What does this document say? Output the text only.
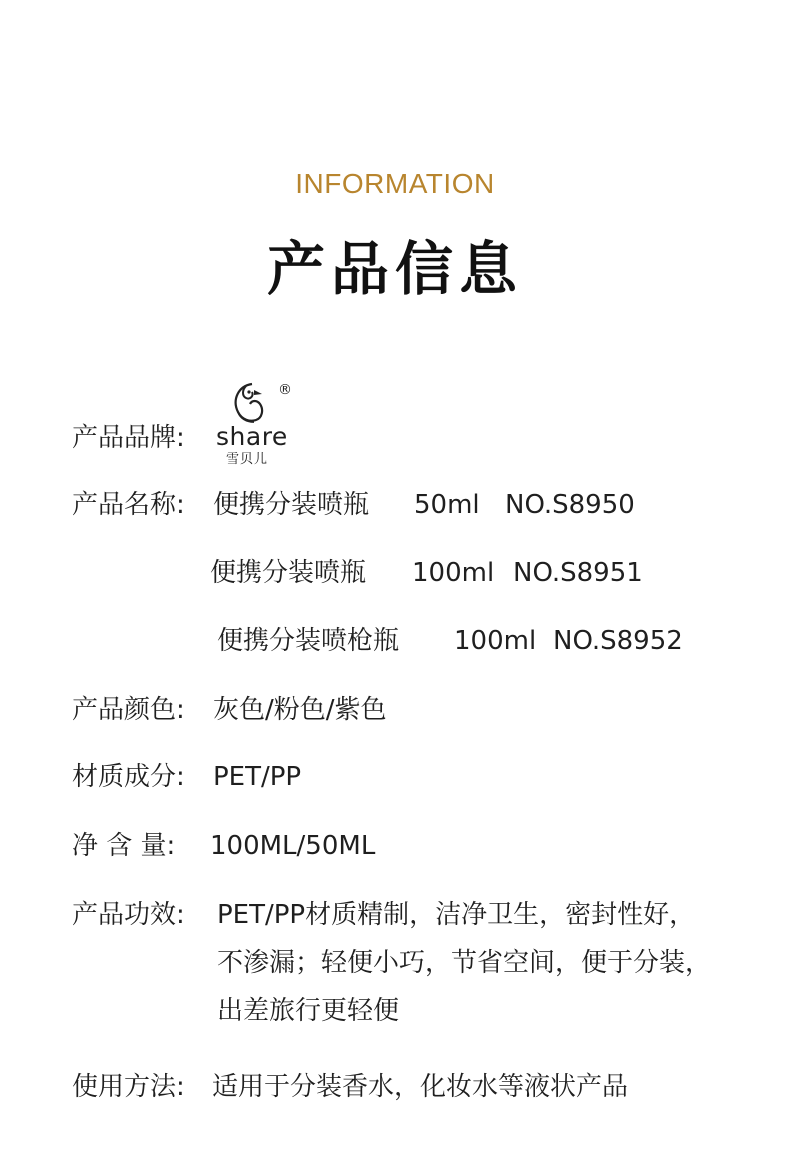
INFORMATION
产品信息
产品品牌:
®
share
雪贝儿
产品名称: 便携分装喷瓶 50ml NO.S8950
便携分装喷瓶 100ml NO.S8951
便携分装喷枪瓶 100ml NO.S8952
产品颜色: 灰色/粉色/紫色
材质成分: PET/PP
净 含 量: 100ML/50ML
产品功效: PET/PP材质精制，洁净卫生，密封性好，
不渗漏；轻便小巧，节省空间，便于分装，
出差旅行更轻便
使用方法: 适用于分装香水，化妆水等液状产品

REQUEST >>
Your task is to retype all the entries exactly and leave out any pictures.

FINISHED TASK >>
What does this document say? Output the text only.
INFORMATION
产品信息
产品品牌:
®
share
雪贝儿
产品名称: 便携分装喷瓶 50ml NO.S8950
便携分装喷瓶 100ml NO.S8951
便携分装喷枪瓶 100ml NO.S8952
产品颜色: 灰色/粉色/紫色
材质成分: PET/PP
净 含 量: 100ML/50ML
产品功效: PET/PP材质精制，洁净卫生，密封性好，
不渗漏；轻便小巧，节省空间，便于分装，
出差旅行更轻便
使用方法: 适用于分装香水，化妆水等液状产品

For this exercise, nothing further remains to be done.